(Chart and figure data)
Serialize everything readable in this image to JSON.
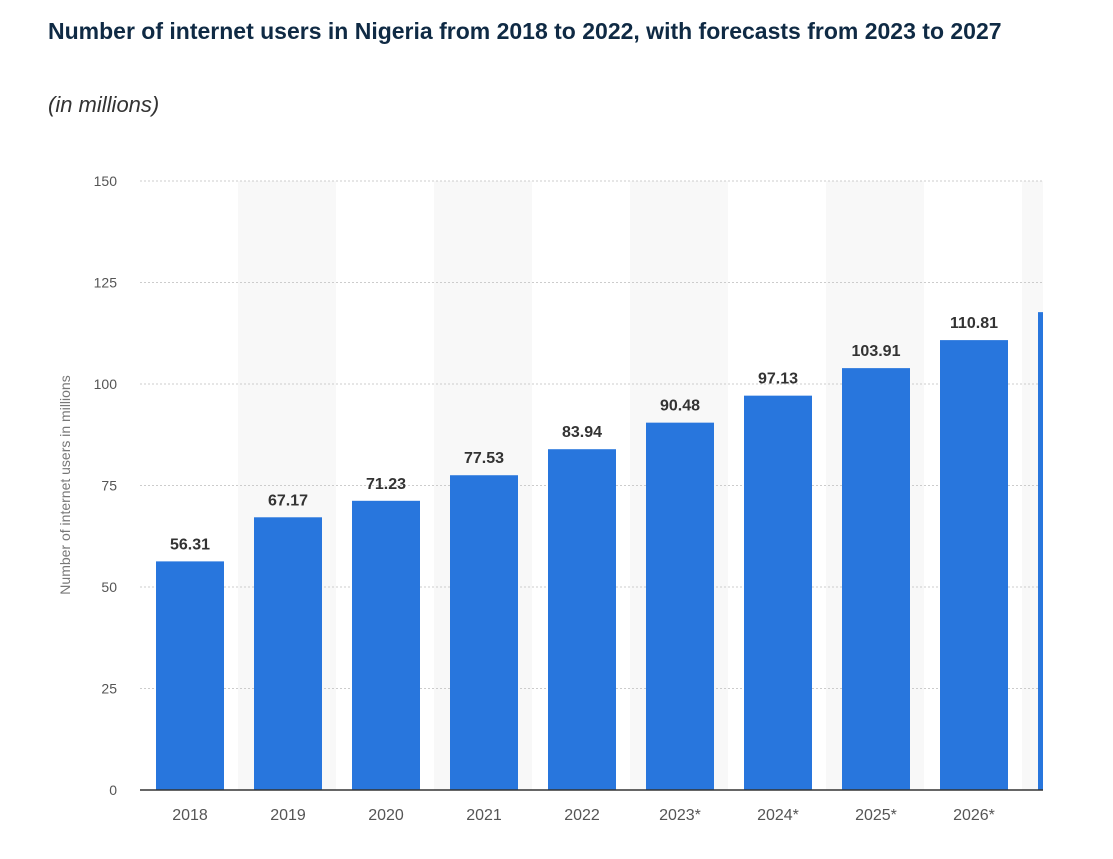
{
  "chart_data": {
    "type": "bar",
    "title": "Number of internet users in Nigeria from 2018 to 2022, with forecasts from 2023 to 2027",
    "subtitle": "(in millions)",
    "xlabel": "",
    "ylabel": "Number of internet users in millions",
    "ylim": [
      0,
      150
    ],
    "yticks": [
      "0",
      "25",
      "50",
      "75",
      "100",
      "125",
      "150"
    ],
    "grid": true,
    "categories": [
      "2018",
      "2019",
      "2020",
      "2021",
      "2022",
      "2023*",
      "2024*",
      "2025*",
      "2026*",
      ""
    ],
    "values": [
      56.31,
      67.17,
      71.23,
      77.53,
      83.94,
      90.48,
      97.13,
      103.91,
      110.81,
      117.7
    ],
    "data_labels": [
      "56.31",
      "67.17",
      "71.23",
      "77.53",
      "83.94",
      "90.48",
      "97.13",
      "103.91",
      "110.81",
      ""
    ],
    "bar_color": "#2876dd"
  }
}
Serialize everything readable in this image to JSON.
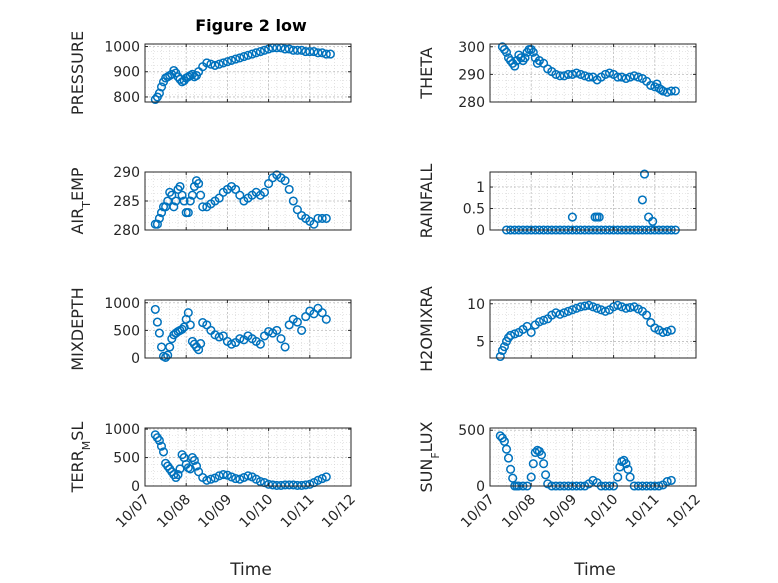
{
  "chart_data": {
    "type": "scatter",
    "title": "Figure 2 low",
    "xlabel": "Time",
    "x_tick_labels": [
      "10/07",
      "10/08",
      "10/09",
      "10/10",
      "10/11",
      "10/12"
    ],
    "xlim": [
      0,
      5
    ],
    "marker_color": "#0072BD",
    "grid": "on (dotted, minor)",
    "panels": [
      {
        "ylabel": "PRESSURE",
        "ylim": [
          780,
          1010
        ],
        "yticks": [
          800,
          900,
          1000
        ],
        "x": [
          0.25,
          0.3,
          0.35,
          0.4,
          0.45,
          0.5,
          0.55,
          0.6,
          0.65,
          0.7,
          0.75,
          0.8,
          0.85,
          0.9,
          0.95,
          1.0,
          1.05,
          1.1,
          1.15,
          1.2,
          1.25,
          1.3,
          1.4,
          1.5,
          1.6,
          1.7,
          1.8,
          1.9,
          2.0,
          2.1,
          2.2,
          2.3,
          2.4,
          2.5,
          2.6,
          2.7,
          2.8,
          2.9,
          3.0,
          3.1,
          3.2,
          3.3,
          3.4,
          3.5,
          3.6,
          3.7,
          3.8,
          3.9,
          4.0,
          4.1,
          4.2,
          4.3,
          4.4,
          4.5
        ],
        "y": [
          790,
          800,
          815,
          840,
          860,
          875,
          880,
          885,
          890,
          905,
          895,
          880,
          870,
          860,
          865,
          875,
          880,
          885,
          890,
          880,
          885,
          900,
          920,
          935,
          930,
          925,
          930,
          935,
          940,
          945,
          950,
          955,
          960,
          965,
          970,
          975,
          980,
          985,
          990,
          995,
          995,
          995,
          990,
          990,
          985,
          985,
          985,
          980,
          980,
          980,
          975,
          975,
          970,
          970
        ]
      },
      {
        "ylabel": "THETA",
        "ylim": [
          280,
          301
        ],
        "yticks": [
          280,
          290,
          300
        ],
        "x": [
          0.3,
          0.35,
          0.4,
          0.45,
          0.5,
          0.55,
          0.6,
          0.65,
          0.7,
          0.75,
          0.8,
          0.85,
          0.9,
          0.95,
          1.0,
          1.05,
          1.1,
          1.15,
          1.2,
          1.3,
          1.4,
          1.5,
          1.6,
          1.7,
          1.8,
          1.9,
          2.0,
          2.1,
          2.2,
          2.3,
          2.4,
          2.5,
          2.6,
          2.7,
          2.8,
          2.9,
          3.0,
          3.1,
          3.2,
          3.3,
          3.4,
          3.5,
          3.6,
          3.7,
          3.8,
          3.9,
          4.0,
          4.05,
          4.1,
          4.15,
          4.2,
          4.3,
          4.4,
          4.5
        ],
        "y": [
          300,
          299,
          298,
          296,
          295,
          294,
          293,
          295,
          297,
          296,
          295,
          296,
          298,
          299,
          299,
          298,
          296,
          294,
          295,
          294,
          292,
          291,
          290,
          289.5,
          289.5,
          290,
          290,
          290.5,
          290,
          289.5,
          289,
          289,
          288,
          289,
          290,
          290.5,
          290,
          289,
          289,
          288.5,
          289,
          289.5,
          289,
          288.5,
          287.5,
          286,
          285.5,
          286.5,
          285,
          284.5,
          284,
          283.5,
          284,
          284
        ]
      },
      {
        "ylabel": "AIR_TEMP",
        "ylim": [
          280,
          290
        ],
        "yticks": [
          280,
          285,
          290
        ],
        "x": [
          0.25,
          0.3,
          0.35,
          0.4,
          0.45,
          0.5,
          0.55,
          0.6,
          0.65,
          0.7,
          0.75,
          0.8,
          0.85,
          0.9,
          0.95,
          1.0,
          1.05,
          1.1,
          1.15,
          1.2,
          1.25,
          1.3,
          1.35,
          1.4,
          1.5,
          1.6,
          1.7,
          1.8,
          1.9,
          2.0,
          2.1,
          2.2,
          2.3,
          2.4,
          2.5,
          2.6,
          2.7,
          2.8,
          2.9,
          3.0,
          3.1,
          3.2,
          3.3,
          3.4,
          3.5,
          3.6,
          3.7,
          3.8,
          3.9,
          4.0,
          4.1,
          4.2,
          4.3,
          4.4
        ],
        "y": [
          281,
          281,
          282,
          283,
          284,
          284,
          285,
          286.5,
          286,
          284,
          285,
          287,
          287.5,
          286,
          285,
          283,
          283,
          285,
          286,
          287.5,
          288.5,
          288,
          286,
          284,
          284,
          284.5,
          285,
          285.5,
          286.5,
          287,
          287.5,
          287,
          286,
          285,
          285.5,
          286,
          286.5,
          286,
          286.5,
          288,
          289,
          289.5,
          289,
          288.5,
          287,
          285,
          283.5,
          282.5,
          282,
          281.5,
          281,
          282,
          282,
          282
        ]
      },
      {
        "ylabel": "RAINFALL",
        "ylim": [
          0,
          1.35
        ],
        "yticks": [
          0,
          0.5,
          1
        ],
        "x": [
          0.4,
          0.5,
          0.6,
          0.7,
          0.8,
          0.9,
          1.0,
          1.1,
          1.2,
          1.3,
          1.4,
          1.5,
          1.6,
          1.7,
          1.8,
          1.9,
          2.0,
          2.1,
          2.2,
          2.3,
          2.4,
          2.5,
          2.6,
          2.7,
          2.8,
          2.9,
          3.0,
          3.1,
          3.2,
          3.3,
          3.4,
          3.5,
          3.6,
          3.7,
          3.8,
          3.9,
          4.0,
          4.1,
          4.2,
          4.3,
          4.4,
          4.5,
          2.0,
          2.55,
          2.6,
          2.65,
          3.7,
          3.75,
          3.85,
          3.95
        ],
        "y": [
          0,
          0,
          0,
          0,
          0,
          0,
          0,
          0,
          0,
          0,
          0,
          0,
          0,
          0,
          0,
          0,
          0,
          0,
          0,
          0,
          0,
          0,
          0,
          0,
          0,
          0,
          0,
          0,
          0,
          0,
          0,
          0,
          0,
          0,
          0,
          0,
          0,
          0,
          0,
          0,
          0,
          0,
          0.3,
          0.3,
          0.3,
          0.3,
          0.7,
          1.3,
          0.3,
          0.2
        ]
      },
      {
        "ylabel": "MIXDEPTH",
        "ylim": [
          0,
          1050
        ],
        "yticks": [
          0,
          500,
          1000
        ],
        "x": [
          0.25,
          0.3,
          0.35,
          0.4,
          0.45,
          0.5,
          0.55,
          0.6,
          0.65,
          0.7,
          0.75,
          0.8,
          0.85,
          0.9,
          0.95,
          1.0,
          1.05,
          1.1,
          1.15,
          1.2,
          1.25,
          1.3,
          1.35,
          1.4,
          1.5,
          1.6,
          1.7,
          1.8,
          1.9,
          2.0,
          2.1,
          2.2,
          2.3,
          2.4,
          2.5,
          2.6,
          2.7,
          2.8,
          2.9,
          3.0,
          3.1,
          3.2,
          3.3,
          3.4,
          3.5,
          3.6,
          3.7,
          3.8,
          3.9,
          4.0,
          4.1,
          4.2,
          4.3,
          4.4
        ],
        "y": [
          880,
          650,
          450,
          200,
          30,
          10,
          50,
          200,
          350,
          420,
          450,
          480,
          500,
          520,
          560,
          700,
          820,
          600,
          300,
          250,
          200,
          150,
          260,
          640,
          600,
          500,
          420,
          380,
          400,
          300,
          250,
          280,
          350,
          330,
          400,
          350,
          300,
          250,
          400,
          480,
          450,
          500,
          350,
          200,
          600,
          700,
          650,
          500,
          750,
          850,
          800,
          900,
          820,
          700
        ]
      },
      {
        "ylabel": "H2OMIXRA",
        "ylim": [
          2.8,
          10.5
        ],
        "yticks": [
          5,
          10
        ],
        "x": [
          0.25,
          0.3,
          0.35,
          0.4,
          0.45,
          0.5,
          0.6,
          0.7,
          0.8,
          0.9,
          1.0,
          1.1,
          1.2,
          1.3,
          1.4,
          1.5,
          1.6,
          1.7,
          1.8,
          1.9,
          2.0,
          2.1,
          2.2,
          2.3,
          2.4,
          2.5,
          2.6,
          2.7,
          2.8,
          2.9,
          3.0,
          3.1,
          3.2,
          3.3,
          3.4,
          3.5,
          3.6,
          3.7,
          3.8,
          3.9,
          4.0,
          4.1,
          4.2,
          4.3,
          4.4
        ],
        "y": [
          3,
          3.8,
          4.3,
          5.0,
          5.5,
          5.8,
          6.0,
          6.2,
          6.6,
          7.0,
          6.2,
          7.2,
          7.6,
          7.8,
          8.0,
          8.5,
          8.8,
          8.6,
          8.8,
          9.0,
          9.2,
          9.4,
          9.6,
          9.7,
          9.8,
          9.6,
          9.4,
          9.2,
          9.0,
          9.2,
          9.6,
          9.8,
          9.6,
          9.4,
          9.5,
          9.6,
          9.3,
          9.0,
          8.5,
          7.5,
          6.8,
          6.5,
          6.2,
          6.3,
          6.5
        ]
      },
      {
        "ylabel": "TERR_MSL",
        "ylim": [
          0,
          1020
        ],
        "yticks": [
          0,
          500,
          1000
        ],
        "x": [
          0.25,
          0.3,
          0.35,
          0.4,
          0.45,
          0.5,
          0.55,
          0.6,
          0.65,
          0.7,
          0.75,
          0.8,
          0.85,
          0.9,
          0.95,
          1.0,
          1.05,
          1.1,
          1.15,
          1.2,
          1.25,
          1.3,
          1.4,
          1.5,
          1.6,
          1.7,
          1.8,
          1.9,
          2.0,
          2.1,
          2.2,
          2.3,
          2.4,
          2.5,
          2.6,
          2.7,
          2.8,
          2.9,
          3.0,
          3.1,
          3.2,
          3.3,
          3.4,
          3.5,
          3.6,
          3.7,
          3.8,
          3.9,
          4.0,
          4.1,
          4.2,
          4.3,
          4.4
        ],
        "y": [
          900,
          850,
          800,
          700,
          600,
          400,
          350,
          300,
          250,
          200,
          150,
          200,
          300,
          550,
          500,
          380,
          320,
          300,
          500,
          450,
          350,
          250,
          150,
          100,
          120,
          140,
          180,
          200,
          190,
          160,
          130,
          120,
          150,
          180,
          160,
          120,
          80,
          60,
          30,
          20,
          10,
          10,
          20,
          20,
          20,
          10,
          10,
          20,
          30,
          60,
          100,
          130,
          160
        ]
      },
      {
        "ylabel": "SUN_FLUX",
        "ylim": [
          0,
          520
        ],
        "yticks": [
          0,
          500
        ],
        "x": [
          0.25,
          0.3,
          0.35,
          0.4,
          0.45,
          0.5,
          0.55,
          0.6,
          0.65,
          0.7,
          0.8,
          0.9,
          1.0,
          1.05,
          1.1,
          1.15,
          1.2,
          1.25,
          1.3,
          1.35,
          1.4,
          1.5,
          1.6,
          1.7,
          1.8,
          1.9,
          2.0,
          2.1,
          2.2,
          2.3,
          2.4,
          2.5,
          2.6,
          2.7,
          2.8,
          2.9,
          3.0,
          3.1,
          3.15,
          3.2,
          3.25,
          3.3,
          3.35,
          3.4,
          3.5,
          3.6,
          3.7,
          3.8,
          3.9,
          4.0,
          4.1,
          4.2,
          4.3,
          4.4
        ],
        "y": [
          450,
          430,
          400,
          330,
          250,
          150,
          70,
          0,
          0,
          0,
          0,
          0,
          80,
          200,
          300,
          320,
          310,
          280,
          200,
          100,
          20,
          0,
          0,
          0,
          0,
          0,
          0,
          0,
          0,
          0,
          20,
          50,
          30,
          0,
          0,
          0,
          0,
          80,
          170,
          220,
          230,
          200,
          150,
          80,
          0,
          0,
          0,
          0,
          0,
          0,
          0,
          10,
          40,
          50
        ]
      }
    ]
  },
  "ylabel_parts": [
    {
      "main": "PRESSURE",
      "sub": "",
      "tail": ""
    },
    {
      "main": "THETA",
      "sub": "",
      "tail": ""
    },
    {
      "main": "AIR",
      "sub": "T",
      "tail": "EMP"
    },
    {
      "main": "RAINFALL",
      "sub": "",
      "tail": ""
    },
    {
      "main": "MIXDEPTH",
      "sub": "",
      "tail": ""
    },
    {
      "main": "H2OMIXRA",
      "sub": "",
      "tail": ""
    },
    {
      "main": "TERR",
      "sub": "M",
      "tail": "SL"
    },
    {
      "main": "SUN",
      "sub": "F",
      "tail": "LUX"
    }
  ],
  "y_tick_texts": [
    [
      "800",
      "900",
      "1000"
    ],
    [
      "280",
      "290",
      "300"
    ],
    [
      "280",
      "285",
      "290"
    ],
    [
      "0",
      "0.5",
      "1"
    ],
    [
      "0",
      "500",
      "1000"
    ],
    [
      "5",
      "10"
    ],
    [
      "0",
      "500",
      "1000"
    ],
    [
      "0",
      "500"
    ]
  ]
}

### WHAT YOU WILL DO
How many lines of the listing include the string "internet"? Answer with the number alone.

### RESULT OF THE EXERCISE
2